[PAGE]
>> start

The first question we'll look at is just whether the number of complaints per
building per month is associated with the number of bait stations per building
per month, ignoring the temporal and across-building variation (we'll get to
that later). This requires only two variables, $\textrm{complaints}$ and
$\textrm{traps}$. How should we model the number of complaints?


## Modeling count data : Poisson distribution

We already know some rudimentary information about what we should expect. The
number of complaints over a month should be either zero or an integer. The
property manager tells us that it is possible but unlikely that number of
complaints in a given month is zero. Occasionally there are a very large number
of complaints in a single month. A common way of modeling this sort of skewed,
single bounded count data is as a Poisson random variable. One concern about
modeling the outcome variable as Poisson is that the data may be
over-dispersed, but we'll start with the Poisson model and then check 
whether over-dispersion is a problem by comparing our model's predictions 
to the data.

>> end

[SET PROBLEM 1]
Arrange the records as a Markdown table with the columns "Row" and "Record line," one numbered row per line and blank lines omitted. Begin at the first line of the records and continue through the line with "temperature-tick-label: 15 <box>268", including both.
The text on Poisson modeling and the records below it are unrelated material.

[PROVIDED DATA]
>> start

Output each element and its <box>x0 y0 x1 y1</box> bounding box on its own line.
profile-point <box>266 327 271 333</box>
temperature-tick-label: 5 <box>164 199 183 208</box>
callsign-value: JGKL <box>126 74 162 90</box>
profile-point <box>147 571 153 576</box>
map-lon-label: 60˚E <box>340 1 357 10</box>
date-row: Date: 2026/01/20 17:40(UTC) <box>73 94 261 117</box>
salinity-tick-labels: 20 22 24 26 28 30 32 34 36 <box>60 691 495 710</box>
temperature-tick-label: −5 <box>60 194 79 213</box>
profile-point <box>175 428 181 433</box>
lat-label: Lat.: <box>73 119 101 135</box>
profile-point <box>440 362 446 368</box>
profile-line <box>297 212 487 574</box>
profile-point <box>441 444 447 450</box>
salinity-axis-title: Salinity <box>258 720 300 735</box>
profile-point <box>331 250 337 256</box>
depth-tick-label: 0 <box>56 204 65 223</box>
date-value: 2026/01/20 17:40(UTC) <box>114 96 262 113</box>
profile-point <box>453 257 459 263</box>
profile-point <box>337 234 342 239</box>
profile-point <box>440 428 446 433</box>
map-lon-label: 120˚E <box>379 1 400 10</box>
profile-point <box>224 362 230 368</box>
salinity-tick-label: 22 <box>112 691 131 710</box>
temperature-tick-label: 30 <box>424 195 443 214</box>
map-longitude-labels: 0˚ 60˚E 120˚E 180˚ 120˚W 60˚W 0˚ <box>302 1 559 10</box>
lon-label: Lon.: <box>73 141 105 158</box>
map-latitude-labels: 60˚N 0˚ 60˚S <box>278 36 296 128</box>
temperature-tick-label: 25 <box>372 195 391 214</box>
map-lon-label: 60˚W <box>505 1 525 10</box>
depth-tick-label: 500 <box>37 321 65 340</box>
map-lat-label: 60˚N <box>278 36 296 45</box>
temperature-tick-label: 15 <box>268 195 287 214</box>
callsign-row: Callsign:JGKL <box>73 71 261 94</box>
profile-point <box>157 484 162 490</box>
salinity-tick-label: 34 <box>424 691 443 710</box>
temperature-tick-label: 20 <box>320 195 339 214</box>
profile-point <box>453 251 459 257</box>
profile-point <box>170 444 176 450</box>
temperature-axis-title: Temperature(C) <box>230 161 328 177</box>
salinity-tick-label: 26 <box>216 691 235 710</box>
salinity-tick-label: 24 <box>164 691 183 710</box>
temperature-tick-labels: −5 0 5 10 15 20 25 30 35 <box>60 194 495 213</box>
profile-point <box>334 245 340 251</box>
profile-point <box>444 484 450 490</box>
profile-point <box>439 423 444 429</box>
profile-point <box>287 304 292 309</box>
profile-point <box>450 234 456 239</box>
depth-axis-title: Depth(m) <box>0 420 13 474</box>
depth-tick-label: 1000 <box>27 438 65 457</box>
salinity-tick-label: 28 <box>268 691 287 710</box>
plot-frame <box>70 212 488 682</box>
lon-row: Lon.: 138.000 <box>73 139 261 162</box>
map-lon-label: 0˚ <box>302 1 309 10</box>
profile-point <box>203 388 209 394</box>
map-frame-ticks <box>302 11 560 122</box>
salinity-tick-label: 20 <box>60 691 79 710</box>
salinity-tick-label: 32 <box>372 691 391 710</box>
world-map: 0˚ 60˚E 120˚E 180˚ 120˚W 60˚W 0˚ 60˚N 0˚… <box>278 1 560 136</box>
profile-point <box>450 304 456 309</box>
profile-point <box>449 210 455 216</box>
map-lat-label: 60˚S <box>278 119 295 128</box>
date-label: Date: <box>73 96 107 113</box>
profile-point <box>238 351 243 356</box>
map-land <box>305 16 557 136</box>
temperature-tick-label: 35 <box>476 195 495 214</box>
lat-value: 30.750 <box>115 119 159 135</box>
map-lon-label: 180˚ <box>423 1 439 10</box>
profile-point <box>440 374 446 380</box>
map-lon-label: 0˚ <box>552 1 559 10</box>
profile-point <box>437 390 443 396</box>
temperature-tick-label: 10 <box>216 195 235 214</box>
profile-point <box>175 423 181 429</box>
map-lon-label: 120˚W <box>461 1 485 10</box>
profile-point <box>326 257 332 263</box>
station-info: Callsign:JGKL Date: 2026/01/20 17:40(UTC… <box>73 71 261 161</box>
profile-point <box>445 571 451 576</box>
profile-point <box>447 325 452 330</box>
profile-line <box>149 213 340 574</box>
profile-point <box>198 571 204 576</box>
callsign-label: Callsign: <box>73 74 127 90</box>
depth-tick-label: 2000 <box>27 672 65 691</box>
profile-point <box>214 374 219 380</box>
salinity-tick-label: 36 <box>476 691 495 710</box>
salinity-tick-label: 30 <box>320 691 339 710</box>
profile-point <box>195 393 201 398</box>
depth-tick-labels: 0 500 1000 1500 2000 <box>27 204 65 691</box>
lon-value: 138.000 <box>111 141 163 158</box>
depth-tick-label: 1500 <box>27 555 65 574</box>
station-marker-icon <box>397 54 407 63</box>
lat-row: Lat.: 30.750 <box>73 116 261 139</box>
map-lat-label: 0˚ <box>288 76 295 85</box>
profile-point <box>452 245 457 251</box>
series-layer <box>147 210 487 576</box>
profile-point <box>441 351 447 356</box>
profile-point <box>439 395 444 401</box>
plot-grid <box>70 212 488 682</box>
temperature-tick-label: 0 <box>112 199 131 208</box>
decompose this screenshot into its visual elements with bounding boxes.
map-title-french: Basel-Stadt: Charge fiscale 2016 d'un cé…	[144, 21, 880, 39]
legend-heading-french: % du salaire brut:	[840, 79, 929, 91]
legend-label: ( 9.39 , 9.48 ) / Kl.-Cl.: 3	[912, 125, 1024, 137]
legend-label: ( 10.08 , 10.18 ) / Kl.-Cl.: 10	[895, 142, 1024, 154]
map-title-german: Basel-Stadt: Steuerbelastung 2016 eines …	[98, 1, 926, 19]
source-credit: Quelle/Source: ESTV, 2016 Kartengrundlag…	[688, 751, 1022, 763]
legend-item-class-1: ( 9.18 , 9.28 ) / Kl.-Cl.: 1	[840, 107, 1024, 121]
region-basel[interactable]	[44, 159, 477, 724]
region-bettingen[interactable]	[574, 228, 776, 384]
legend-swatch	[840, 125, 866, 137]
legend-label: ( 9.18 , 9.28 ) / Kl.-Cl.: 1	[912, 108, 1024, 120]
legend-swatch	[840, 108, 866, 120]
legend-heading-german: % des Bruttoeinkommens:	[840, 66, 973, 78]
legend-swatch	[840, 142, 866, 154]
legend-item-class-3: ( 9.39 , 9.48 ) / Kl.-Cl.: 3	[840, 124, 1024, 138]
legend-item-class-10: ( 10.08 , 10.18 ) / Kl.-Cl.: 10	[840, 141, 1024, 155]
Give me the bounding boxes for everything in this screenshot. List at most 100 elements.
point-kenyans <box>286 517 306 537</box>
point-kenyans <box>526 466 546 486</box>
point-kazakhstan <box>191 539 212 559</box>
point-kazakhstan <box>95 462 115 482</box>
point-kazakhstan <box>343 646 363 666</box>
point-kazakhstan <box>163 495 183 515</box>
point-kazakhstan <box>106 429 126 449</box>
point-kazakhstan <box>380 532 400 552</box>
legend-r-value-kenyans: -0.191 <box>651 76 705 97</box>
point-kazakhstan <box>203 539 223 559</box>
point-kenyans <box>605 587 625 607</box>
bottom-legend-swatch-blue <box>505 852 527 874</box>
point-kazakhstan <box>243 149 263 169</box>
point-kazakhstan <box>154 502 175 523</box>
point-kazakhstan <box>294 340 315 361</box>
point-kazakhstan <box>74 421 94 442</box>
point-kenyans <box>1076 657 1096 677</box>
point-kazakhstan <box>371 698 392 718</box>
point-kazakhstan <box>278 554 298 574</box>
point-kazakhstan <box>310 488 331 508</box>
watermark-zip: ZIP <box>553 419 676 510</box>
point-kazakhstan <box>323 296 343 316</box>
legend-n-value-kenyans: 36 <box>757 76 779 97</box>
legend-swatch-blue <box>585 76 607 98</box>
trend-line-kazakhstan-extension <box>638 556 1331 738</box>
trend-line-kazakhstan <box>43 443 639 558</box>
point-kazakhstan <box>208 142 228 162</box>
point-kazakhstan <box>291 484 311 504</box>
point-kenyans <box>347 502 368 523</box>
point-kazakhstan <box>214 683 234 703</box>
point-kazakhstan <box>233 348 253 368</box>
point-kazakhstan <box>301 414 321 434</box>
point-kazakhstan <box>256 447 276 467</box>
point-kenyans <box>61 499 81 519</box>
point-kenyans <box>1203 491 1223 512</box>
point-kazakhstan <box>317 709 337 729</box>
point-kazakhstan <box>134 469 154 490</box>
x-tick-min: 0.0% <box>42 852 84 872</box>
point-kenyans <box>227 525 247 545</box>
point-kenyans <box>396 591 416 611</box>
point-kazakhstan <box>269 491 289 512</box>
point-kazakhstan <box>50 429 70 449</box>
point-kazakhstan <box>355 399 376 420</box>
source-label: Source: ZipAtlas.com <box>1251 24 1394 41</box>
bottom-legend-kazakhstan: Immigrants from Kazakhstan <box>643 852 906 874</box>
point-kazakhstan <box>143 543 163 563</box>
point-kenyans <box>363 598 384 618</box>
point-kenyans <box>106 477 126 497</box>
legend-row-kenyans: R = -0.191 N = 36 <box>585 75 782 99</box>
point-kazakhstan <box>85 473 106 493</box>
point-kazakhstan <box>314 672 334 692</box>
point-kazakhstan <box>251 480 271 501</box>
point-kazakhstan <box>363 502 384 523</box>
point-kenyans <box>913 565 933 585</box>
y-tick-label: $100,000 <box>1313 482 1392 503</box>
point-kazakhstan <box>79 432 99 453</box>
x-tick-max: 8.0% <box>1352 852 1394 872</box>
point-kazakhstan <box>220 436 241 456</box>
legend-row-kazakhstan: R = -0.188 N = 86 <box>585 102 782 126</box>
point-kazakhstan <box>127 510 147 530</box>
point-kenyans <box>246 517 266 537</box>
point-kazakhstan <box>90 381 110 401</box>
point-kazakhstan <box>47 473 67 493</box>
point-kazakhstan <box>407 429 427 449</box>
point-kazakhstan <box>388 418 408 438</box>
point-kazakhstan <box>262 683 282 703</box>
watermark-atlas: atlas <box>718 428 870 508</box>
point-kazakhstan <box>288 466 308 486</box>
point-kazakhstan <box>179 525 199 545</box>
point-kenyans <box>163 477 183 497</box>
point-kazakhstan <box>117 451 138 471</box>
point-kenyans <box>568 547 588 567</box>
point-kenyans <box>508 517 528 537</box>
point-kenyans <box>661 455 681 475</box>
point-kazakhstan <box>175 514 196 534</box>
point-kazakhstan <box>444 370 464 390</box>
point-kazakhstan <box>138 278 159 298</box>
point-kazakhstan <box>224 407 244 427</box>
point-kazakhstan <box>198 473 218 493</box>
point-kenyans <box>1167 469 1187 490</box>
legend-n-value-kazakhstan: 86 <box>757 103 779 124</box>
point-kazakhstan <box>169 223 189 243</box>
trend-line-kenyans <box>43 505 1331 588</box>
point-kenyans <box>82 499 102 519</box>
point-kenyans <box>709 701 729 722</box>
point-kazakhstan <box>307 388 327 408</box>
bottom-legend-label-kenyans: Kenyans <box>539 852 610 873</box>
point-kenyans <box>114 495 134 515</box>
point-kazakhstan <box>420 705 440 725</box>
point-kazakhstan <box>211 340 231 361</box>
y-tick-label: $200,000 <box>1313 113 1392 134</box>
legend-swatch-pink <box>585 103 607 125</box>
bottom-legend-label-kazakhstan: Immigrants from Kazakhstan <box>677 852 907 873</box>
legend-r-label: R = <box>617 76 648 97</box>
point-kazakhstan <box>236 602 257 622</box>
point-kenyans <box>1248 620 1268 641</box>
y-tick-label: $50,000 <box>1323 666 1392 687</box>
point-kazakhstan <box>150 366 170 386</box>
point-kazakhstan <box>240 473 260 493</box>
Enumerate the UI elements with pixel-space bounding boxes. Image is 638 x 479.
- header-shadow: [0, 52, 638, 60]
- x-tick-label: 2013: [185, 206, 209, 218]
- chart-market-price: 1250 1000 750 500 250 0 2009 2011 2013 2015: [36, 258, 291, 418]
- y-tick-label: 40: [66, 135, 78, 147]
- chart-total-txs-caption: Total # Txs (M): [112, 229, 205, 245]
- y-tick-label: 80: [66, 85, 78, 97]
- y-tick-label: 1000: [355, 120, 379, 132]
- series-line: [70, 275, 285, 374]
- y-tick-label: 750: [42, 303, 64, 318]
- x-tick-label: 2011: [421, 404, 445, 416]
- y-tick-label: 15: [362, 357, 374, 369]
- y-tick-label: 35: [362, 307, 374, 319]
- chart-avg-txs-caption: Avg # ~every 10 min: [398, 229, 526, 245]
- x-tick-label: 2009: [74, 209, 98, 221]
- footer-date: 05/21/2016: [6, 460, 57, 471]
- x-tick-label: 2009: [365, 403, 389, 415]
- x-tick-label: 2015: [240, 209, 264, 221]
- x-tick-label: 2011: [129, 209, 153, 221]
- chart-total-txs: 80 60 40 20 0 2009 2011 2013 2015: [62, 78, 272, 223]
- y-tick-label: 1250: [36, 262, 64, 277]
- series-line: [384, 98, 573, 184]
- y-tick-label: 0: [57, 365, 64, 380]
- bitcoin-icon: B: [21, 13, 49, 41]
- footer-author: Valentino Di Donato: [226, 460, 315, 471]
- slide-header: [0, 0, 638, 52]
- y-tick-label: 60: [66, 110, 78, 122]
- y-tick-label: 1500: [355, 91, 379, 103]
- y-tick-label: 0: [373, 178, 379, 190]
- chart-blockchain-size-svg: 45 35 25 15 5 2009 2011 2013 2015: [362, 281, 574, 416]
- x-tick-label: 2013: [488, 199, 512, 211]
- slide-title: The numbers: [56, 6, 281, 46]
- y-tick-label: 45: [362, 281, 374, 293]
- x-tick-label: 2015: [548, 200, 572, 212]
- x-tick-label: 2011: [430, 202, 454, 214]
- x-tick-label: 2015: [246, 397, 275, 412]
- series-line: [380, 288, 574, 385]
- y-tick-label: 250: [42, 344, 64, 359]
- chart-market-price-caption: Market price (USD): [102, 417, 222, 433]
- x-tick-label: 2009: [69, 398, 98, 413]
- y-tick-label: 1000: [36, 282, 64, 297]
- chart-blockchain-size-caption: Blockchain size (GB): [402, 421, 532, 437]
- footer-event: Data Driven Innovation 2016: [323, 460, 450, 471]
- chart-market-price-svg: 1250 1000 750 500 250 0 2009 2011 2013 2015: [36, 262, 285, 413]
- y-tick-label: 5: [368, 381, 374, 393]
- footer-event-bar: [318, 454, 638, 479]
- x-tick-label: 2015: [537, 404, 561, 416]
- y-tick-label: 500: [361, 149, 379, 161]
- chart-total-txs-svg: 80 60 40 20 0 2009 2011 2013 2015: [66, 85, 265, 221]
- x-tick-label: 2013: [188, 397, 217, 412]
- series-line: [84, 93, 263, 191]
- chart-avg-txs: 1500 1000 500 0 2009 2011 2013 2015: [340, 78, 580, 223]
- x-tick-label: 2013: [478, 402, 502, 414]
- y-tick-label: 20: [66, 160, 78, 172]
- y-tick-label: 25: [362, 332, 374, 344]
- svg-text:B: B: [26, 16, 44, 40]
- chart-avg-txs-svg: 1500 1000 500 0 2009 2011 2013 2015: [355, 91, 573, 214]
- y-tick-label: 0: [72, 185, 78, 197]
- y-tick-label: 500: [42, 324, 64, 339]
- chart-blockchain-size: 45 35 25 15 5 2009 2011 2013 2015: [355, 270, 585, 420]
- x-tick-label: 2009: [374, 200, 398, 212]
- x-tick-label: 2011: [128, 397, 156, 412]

>> end

[SET PROBLEM 2]
Reproduce the passage on modeling complaint counts, starting with "We already know" and going on through "to the data.".

[FULL RESPONSE 1]
| Row | Record line |
|---|---|
| 1 | Output each element and its <box>x0 y0 x1 y1</box> bounding box on its own line. |
| 2 | profile-point <box>266 327 271 333</box> |
| 3 | temperature-tick-label: 5 <box>164 199 183 208</box> |
| 4 | callsign-value: JGKL <box>126 74 162 90</box> |
| 5 | profile-point <box>147 571 153 576</box> |
| 6 | map-lon-label: 60˚E <box>340 1 357 10</box> |
| 7 | date-row: Date: 2026/01/20 17:40(UTC) <box>73 94 261 117</box> |
| 8 | salinity-tick-labels: 20 22 24 26 28 30 32 34 36 <box>60 691 495 710</box> |
| 9 | temperature-tick-label: −5 <box>60 194 79 213</box> |
| 10 | profile-point <box>175 428 181 433</box> |
| 11 | lat-label: Lat.: <box>73 119 101 135</box> |
| 12 | profile-point <box>440 362 446 368</box> |
| 13 | profile-line <box>297 212 487 574</box> |
| 14 | profile-point <box>441 444 447 450</box> |
| 15 | salinity-axis-title: Salinity <box>258 720 300 735</box> |
| 16 | profile-point <box>331 250 337 256</box> |
| 17 | depth-tick-label: 0 <box>56 204 65 223</box> |
| 18 | date-value: 2026/01/20 17:40(UTC) <box>114 96 262 113</box> |
| 19 | profile-point <box>453 257 459 263</box> |
| 20 | profile-point <box>337 234 342 239</box> |
| 21 | profile-point <box>440 428 446 433</box> |
| 22 | map-lon-label: 120˚E <box>379 1 400 10</box> |
| 23 | profile-point <box>224 362 230 368</box> |
| 24 | salinity-tick-label: 22 <box>112 691 131 710</box> |
| 25 | temperature-tick-label: 30 <box>424 195 443 214</box> |
| 26 | map-longitude-labels: 0˚ 60˚E 120˚E 180˚ 120˚W 60˚W 0˚ <box>302 1 559 10</box> |
| 27 | lon-label: Lon.: <box>73 141 105 158</box> |
| 28 | map-latitude-labels: 60˚N 0˚ 60˚S <box>278 36 296 128</box> |
| 29 | temperature-tick-label: 25 <box>372 195 391 214</box> |
| 30 | map-lon-label: 60˚W <box>505 1 525 10</box> |
| 31 | depth-tick-label: 500 <box>37 321 65 340</box> |
| 32 | map-lat-label: 60˚N <box>278 36 296 45</box> |
| 33 | temperature-tick-label: 15 <box>268 195 287 214</box> |

[FULL RESPONSE 2]
We already know some rudimentary information about what we should expect. The
number of complaints over a month should be either zero or an integer. The
property manager tells us that it is possible but unlikely that number of
complaints in a given month is zero. Occasionally there are a very large number
of complaints in a single month. A common way of modeling this sort of skewed,
single bounded count data is as a Poisson random variable. One concern about
modeling the outcome variable as Poisson is that the data may be
over-dispersed, but we'll start with the Poisson model and then check 
whether over-dispersion is a problem by comparing our model's predictions 
to the data.